■ AIM OF THE EXERCISE
Make an exact copy of the entries below with the pictures removed.

Collected data
------------------------------------------------

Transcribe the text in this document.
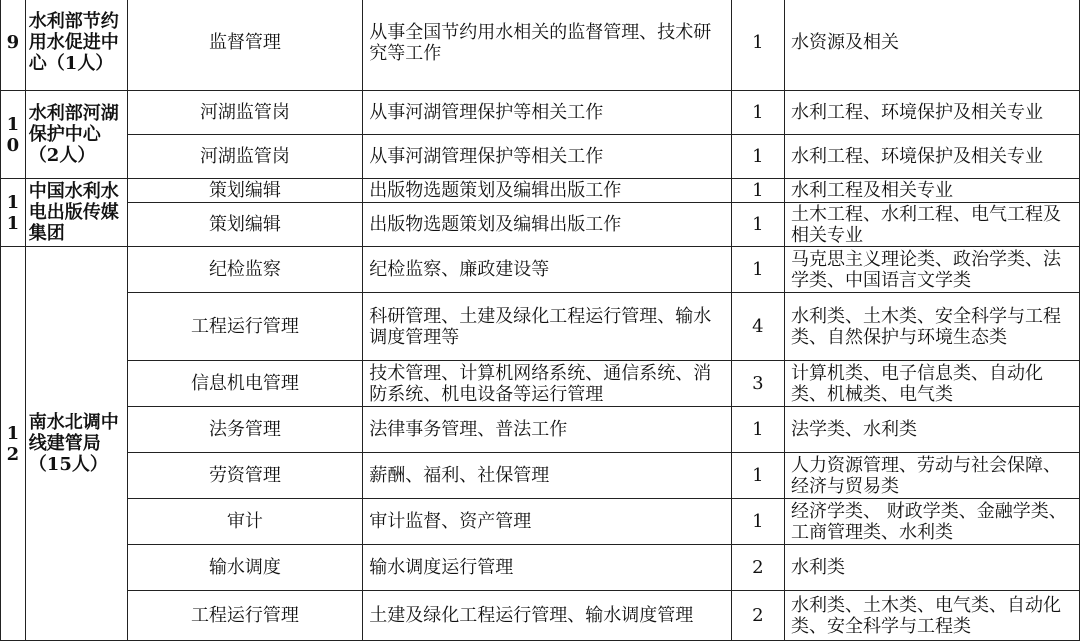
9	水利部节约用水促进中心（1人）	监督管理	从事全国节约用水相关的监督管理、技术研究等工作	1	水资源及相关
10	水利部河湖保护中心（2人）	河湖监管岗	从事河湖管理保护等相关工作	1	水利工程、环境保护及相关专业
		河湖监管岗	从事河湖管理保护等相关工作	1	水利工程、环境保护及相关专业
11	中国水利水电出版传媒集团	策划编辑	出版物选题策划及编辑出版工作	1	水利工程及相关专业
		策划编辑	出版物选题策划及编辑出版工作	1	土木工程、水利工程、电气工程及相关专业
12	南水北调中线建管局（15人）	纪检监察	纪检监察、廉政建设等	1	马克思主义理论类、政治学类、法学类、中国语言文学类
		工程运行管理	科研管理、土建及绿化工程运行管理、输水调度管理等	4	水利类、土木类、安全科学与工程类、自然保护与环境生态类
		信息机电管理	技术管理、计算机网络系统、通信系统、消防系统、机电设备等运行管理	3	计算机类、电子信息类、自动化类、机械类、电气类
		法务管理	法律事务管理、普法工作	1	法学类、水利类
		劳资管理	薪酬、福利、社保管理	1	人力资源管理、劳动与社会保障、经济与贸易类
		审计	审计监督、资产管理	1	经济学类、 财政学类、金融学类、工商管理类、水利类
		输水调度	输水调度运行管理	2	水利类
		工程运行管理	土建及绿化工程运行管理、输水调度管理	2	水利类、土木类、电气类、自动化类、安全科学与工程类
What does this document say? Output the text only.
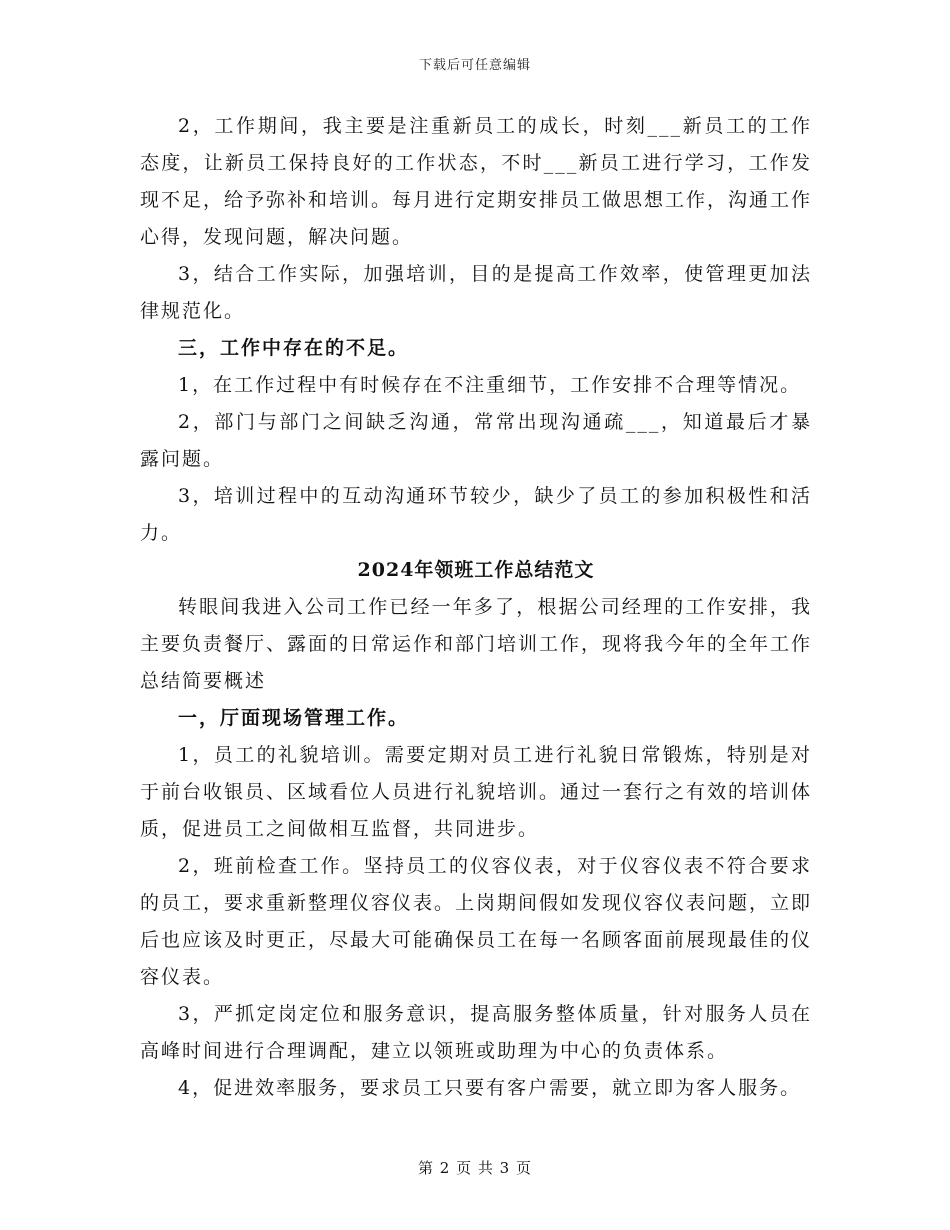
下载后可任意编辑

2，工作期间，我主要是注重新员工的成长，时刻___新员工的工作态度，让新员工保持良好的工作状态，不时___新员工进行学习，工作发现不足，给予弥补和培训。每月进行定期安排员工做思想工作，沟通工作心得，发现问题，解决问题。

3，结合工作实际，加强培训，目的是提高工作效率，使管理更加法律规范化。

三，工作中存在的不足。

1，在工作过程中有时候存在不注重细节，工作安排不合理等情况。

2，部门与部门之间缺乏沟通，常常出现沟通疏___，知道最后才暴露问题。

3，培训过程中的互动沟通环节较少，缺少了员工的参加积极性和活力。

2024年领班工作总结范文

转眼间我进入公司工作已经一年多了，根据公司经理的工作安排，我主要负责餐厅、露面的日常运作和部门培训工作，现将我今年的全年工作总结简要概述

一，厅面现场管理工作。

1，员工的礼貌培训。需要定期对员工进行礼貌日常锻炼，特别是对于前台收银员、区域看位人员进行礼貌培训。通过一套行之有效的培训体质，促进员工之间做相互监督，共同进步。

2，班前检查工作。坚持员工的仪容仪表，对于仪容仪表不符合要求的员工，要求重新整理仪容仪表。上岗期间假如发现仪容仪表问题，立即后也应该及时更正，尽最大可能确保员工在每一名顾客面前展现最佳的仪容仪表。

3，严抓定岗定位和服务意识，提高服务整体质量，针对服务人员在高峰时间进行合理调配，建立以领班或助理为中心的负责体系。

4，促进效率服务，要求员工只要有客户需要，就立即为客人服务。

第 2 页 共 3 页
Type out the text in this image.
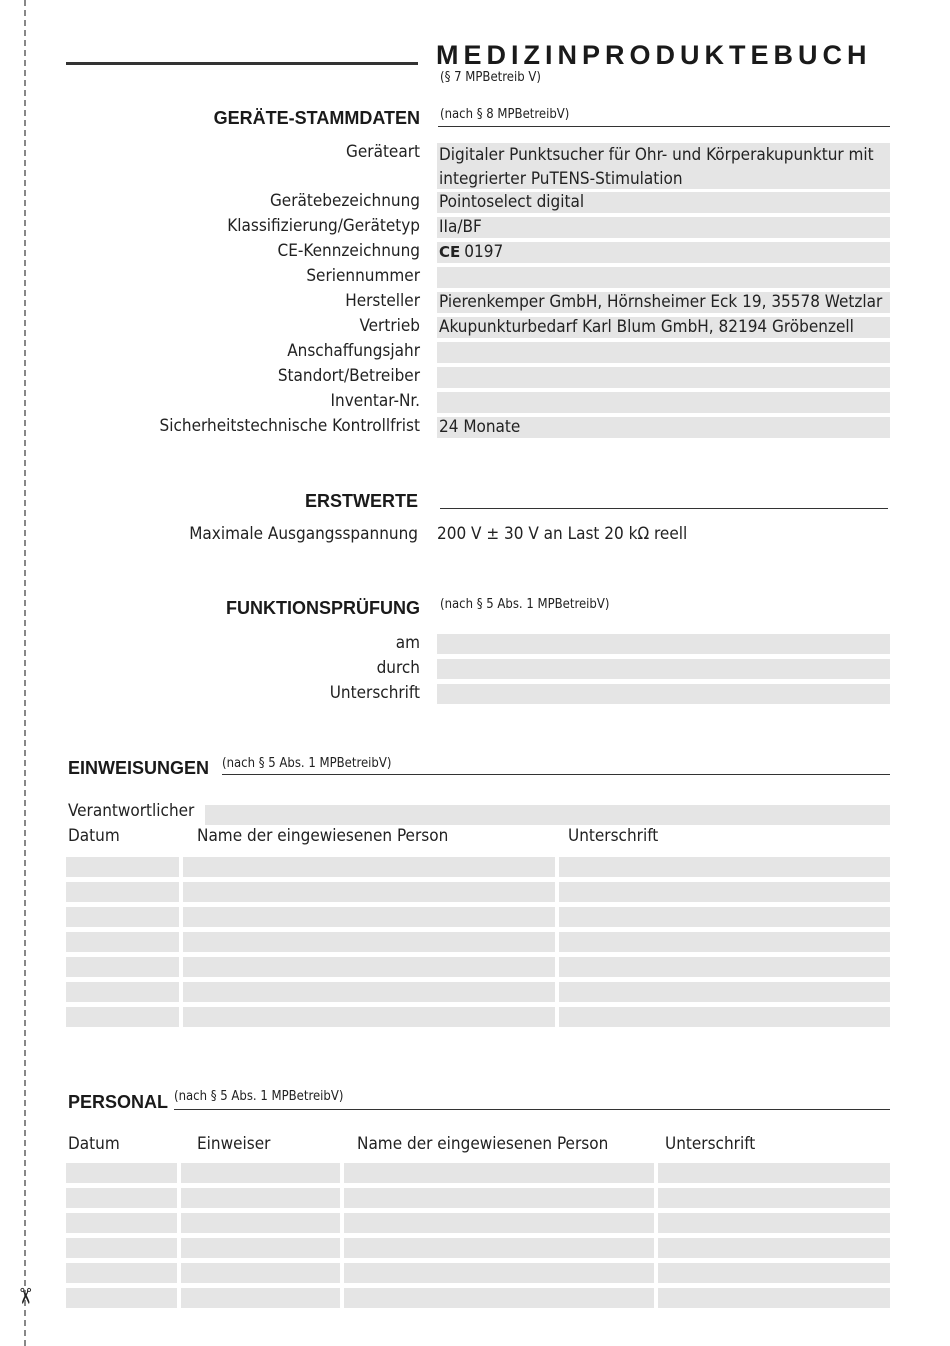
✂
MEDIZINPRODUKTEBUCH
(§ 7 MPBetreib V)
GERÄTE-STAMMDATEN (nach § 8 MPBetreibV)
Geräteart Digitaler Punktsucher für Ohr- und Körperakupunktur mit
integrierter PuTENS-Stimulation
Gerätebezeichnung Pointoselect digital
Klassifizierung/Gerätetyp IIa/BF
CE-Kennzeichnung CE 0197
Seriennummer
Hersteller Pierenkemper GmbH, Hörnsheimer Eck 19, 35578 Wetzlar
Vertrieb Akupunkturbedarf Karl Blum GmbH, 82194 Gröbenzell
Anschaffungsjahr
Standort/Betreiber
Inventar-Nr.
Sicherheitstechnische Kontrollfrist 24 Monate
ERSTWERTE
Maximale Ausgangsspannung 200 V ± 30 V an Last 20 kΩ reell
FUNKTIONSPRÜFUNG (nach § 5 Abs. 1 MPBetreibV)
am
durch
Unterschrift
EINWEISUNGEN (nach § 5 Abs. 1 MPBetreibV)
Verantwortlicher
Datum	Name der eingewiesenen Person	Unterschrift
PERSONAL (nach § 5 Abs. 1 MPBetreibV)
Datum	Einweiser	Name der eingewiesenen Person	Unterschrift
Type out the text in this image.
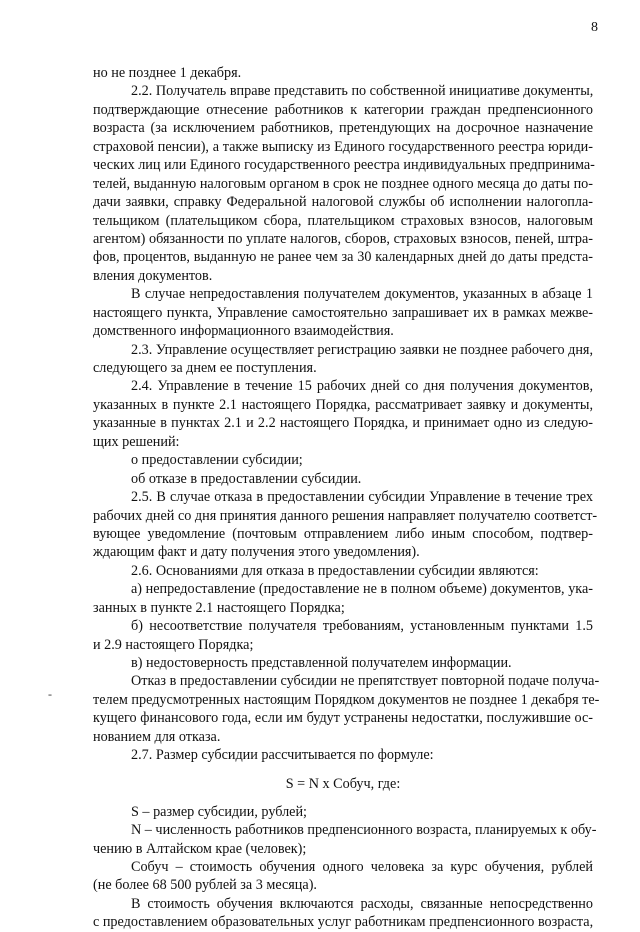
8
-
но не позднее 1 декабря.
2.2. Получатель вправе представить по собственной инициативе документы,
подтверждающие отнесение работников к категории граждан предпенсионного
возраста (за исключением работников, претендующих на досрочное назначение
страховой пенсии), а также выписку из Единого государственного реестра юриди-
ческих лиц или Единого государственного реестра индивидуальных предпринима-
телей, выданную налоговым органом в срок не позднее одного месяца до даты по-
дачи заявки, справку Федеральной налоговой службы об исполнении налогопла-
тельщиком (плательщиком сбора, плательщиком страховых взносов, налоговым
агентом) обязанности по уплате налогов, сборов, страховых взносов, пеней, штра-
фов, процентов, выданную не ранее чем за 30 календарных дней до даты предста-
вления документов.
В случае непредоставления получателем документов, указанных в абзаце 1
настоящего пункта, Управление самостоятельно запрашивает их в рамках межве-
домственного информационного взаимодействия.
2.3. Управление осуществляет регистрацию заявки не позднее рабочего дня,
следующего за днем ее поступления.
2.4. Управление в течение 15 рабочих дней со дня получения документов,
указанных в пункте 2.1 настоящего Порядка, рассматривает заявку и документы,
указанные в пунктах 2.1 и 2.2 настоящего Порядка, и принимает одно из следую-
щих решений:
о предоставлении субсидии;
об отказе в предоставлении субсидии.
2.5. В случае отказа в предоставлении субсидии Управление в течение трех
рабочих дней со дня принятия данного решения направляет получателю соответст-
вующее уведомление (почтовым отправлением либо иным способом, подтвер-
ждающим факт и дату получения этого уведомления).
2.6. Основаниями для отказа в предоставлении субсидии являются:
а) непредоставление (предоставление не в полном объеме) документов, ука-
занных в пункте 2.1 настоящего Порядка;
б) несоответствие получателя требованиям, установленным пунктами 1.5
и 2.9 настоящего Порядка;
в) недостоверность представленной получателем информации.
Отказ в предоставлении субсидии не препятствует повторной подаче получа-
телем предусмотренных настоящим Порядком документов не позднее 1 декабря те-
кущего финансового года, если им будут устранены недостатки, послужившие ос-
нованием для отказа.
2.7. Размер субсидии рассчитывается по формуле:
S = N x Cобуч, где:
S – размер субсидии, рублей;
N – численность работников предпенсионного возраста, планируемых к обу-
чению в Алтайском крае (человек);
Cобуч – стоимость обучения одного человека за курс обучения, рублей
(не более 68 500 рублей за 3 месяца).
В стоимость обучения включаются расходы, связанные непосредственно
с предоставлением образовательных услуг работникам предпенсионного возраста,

------------------------------------------------

■ CORRECT RESULT
Transcribe the text in this document.
9	水利部节约用水促进中心（1人）	监督管理	从事全国节约用水相关的监督管理、技术研究等工作	1	水资源及相关
10	水利部河湖保护中心（2人）	河湖监管岗	从事河湖管理保护等相关工作	1	水利工程、环境保护及相关专业
		河湖监管岗	从事河湖管理保护等相关工作	1	水利工程、环境保护及相关专业
11	中国水利水电出版传媒集团	策划编辑	出版物选题策划及编辑出版工作	1	水利工程及相关专业
		策划编辑	出版物选题策划及编辑出版工作	1	土木工程、水利工程、电气工程及相关专业
12	南水北调中线建管局（15人）	纪检监察	纪检监察、廉政建设等	1	马克思主义理论类、政治学类、法学类、中国语言文学类
		工程运行管理	科研管理、土建及绿化工程运行管理、输水调度管理等	4	水利类、土木类、安全科学与工程类、自然保护与环境生态类
		信息机电管理	技术管理、计算机网络系统、通信系统、消防系统、机电设备等运行管理	3	计算机类、电子信息类、自动化类、机械类、电气类
		法务管理	法律事务管理、普法工作	1	法学类、水利类
		劳资管理	薪酬、福利、社保管理	1	人力资源管理、劳动与社会保障、经济与贸易类
		审计	审计监督、资产管理	1	经济学类、 财政学类、金融学类、工商管理类、水利类
		输水调度	输水调度运行管理	2	水利类
		工程运行管理	土建及绿化工程运行管理、输水调度管理	2	水利类、土木类、电气类、自动化类、安全科学与工程类
What does this document say? Output the text only.
下载后可任意编辑

2，工作期间，我主要是注重新员工的成长，时刻___新员工的工作态度，让新员工保持良好的工作状态，不时___新员工进行学习，工作发现不足，给予弥补和培训。每月进行定期安排员工做思想工作，沟通工作心得，发现问题，解决问题。

3，结合工作实际，加强培训，目的是提高工作效率，使管理更加法律规范化。

三，工作中存在的不足。

1，在工作过程中有时候存在不注重细节，工作安排不合理等情况。

2，部门与部门之间缺乏沟通，常常出现沟通疏___，知道最后才暴露问题。

3，培训过程中的互动沟通环节较少，缺少了员工的参加积极性和活力。

2024年领班工作总结范文

转眼间我进入公司工作已经一年多了，根据公司经理的工作安排，我主要负责餐厅、露面的日常运作和部门培训工作，现将我今年的全年工作总结简要概述

一，厅面现场管理工作。

1，员工的礼貌培训。需要定期对员工进行礼貌日常锻炼，特别是对于前台收银员、区域看位人员进行礼貌培训。通过一套行之有效的培训体质，促进员工之间做相互监督，共同进步。

2，班前检查工作。坚持员工的仪容仪表，对于仪容仪表不符合要求的员工，要求重新整理仪容仪表。上岗期间假如发现仪容仪表问题，立即后也应该及时更正，尽最大可能确保员工在每一名顾客面前展现最佳的仪容仪表。

3，严抓定岗定位和服务意识，提高服务整体质量，针对服务人员在高峰时间进行合理调配，建立以领班或助理为中心的负责体系。

4，促进效率服务，要求员工只要有客户需要，就立即为客人服务。

第 2 页 共 3 页
Type out the text in this image.
✂
MEDIZINPRODUKTEBUCH
(§ 7 MPBetreib V)
GERÄTE-STAMMDATEN (nach § 8 MPBetreibV)
Geräteart Digitaler Punktsucher für Ohr- und Körperakupunktur mit
integrierter PuTENS-Stimulation
Gerätebezeichnung Pointoselect digital
Klassifizierung/Gerätetyp IIa/BF
CE-Kennzeichnung CE 0197
Seriennummer
Hersteller Pierenkemper GmbH, Hörnsheimer Eck 19, 35578 Wetzlar
Vertrieb Akupunkturbedarf Karl Blum GmbH, 82194 Gröbenzell
Anschaffungsjahr
Standort/Betreiber
Inventar-Nr.
Sicherheitstechnische Kontrollfrist 24 Monate
ERSTWERTE
Maximale Ausgangsspannung 200 V ± 30 V an Last 20 kΩ reell
FUNKTIONSPRÜFUNG (nach § 5 Abs. 1 MPBetreibV)
am
durch
Unterschrift
EINWEISUNGEN (nach § 5 Abs. 1 MPBetreibV)
Verantwortlicher
Datum	Name der eingewiesenen Person	Unterschrift
PERSONAL (nach § 5 Abs. 1 MPBetreibV)
Datum	Einweiser	Name der eingewiesenen Person	Unterschrift
Type out the text in this image.
8
-
но не позднее 1 декабря.
2.2. Получатель вправе представить по собственной инициативе документы,
подтверждающие отнесение работников к категории граждан предпенсионного
возраста (за исключением работников, претендующих на досрочное назначение
страховой пенсии), а также выписку из Единого государственного реестра юриди-
ческих лиц или Единого государственного реестра индивидуальных предпринима-
телей, выданную налоговым органом в срок не позднее одного месяца до даты по-
дачи заявки, справку Федеральной налоговой службы об исполнении налогопла-
тельщиком (плательщиком сбора, плательщиком страховых взносов, налоговым
агентом) обязанности по уплате налогов, сборов, страховых взносов, пеней, штра-
фов, процентов, выданную не ранее чем за 30 календарных дней до даты предста-
вления документов.
В случае непредоставления получателем документов, указанных в абзаце 1
настоящего пункта, Управление самостоятельно запрашивает их в рамках межве-
домственного информационного взаимодействия.
2.3. Управление осуществляет регистрацию заявки не позднее рабочего дня,
следующего за днем ее поступления.
2.4. Управление в течение 15 рабочих дней со дня получения документов,
указанных в пункте 2.1 настоящего Порядка, рассматривает заявку и документы,
указанные в пунктах 2.1 и 2.2 настоящего Порядка, и принимает одно из следую-
щих решений:
о предоставлении субсидии;
об отказе в предоставлении субсидии.
2.5. В случае отказа в предоставлении субсидии Управление в течение трех
рабочих дней со дня принятия данного решения направляет получателю соответст-
вующее уведомление (почтовым отправлением либо иным способом, подтвер-
ждающим факт и дату получения этого уведомления).
2.6. Основаниями для отказа в предоставлении субсидии являются:
а) непредоставление (предоставление не в полном объеме) документов, ука-
занных в пункте 2.1 настоящего Порядка;
б) несоответствие получателя требованиям, установленным пунктами 1.5
и 2.9 настоящего Порядка;
в) недостоверность представленной получателем информации.
Отказ в предоставлении субсидии не препятствует повторной подаче получа-
телем предусмотренных настоящим Порядком документов не позднее 1 декабря те-
кущего финансового года, если им будут устранены недостатки, послужившие ос-
нованием для отказа.
2.7. Размер субсидии рассчитывается по формуле:
S = N x Cобуч, где:
S – размер субсидии, рублей;
N – численность работников предпенсионного возраста, планируемых к обу-
чению в Алтайском крае (человек);
Cобуч – стоимость обучения одного человека за курс обучения, рублей
(не более 68 500 рублей за 3 месяца).
В стоимость обучения включаются расходы, связанные непосредственно
с предоставлением образовательных услуг работникам предпенсионного возраста,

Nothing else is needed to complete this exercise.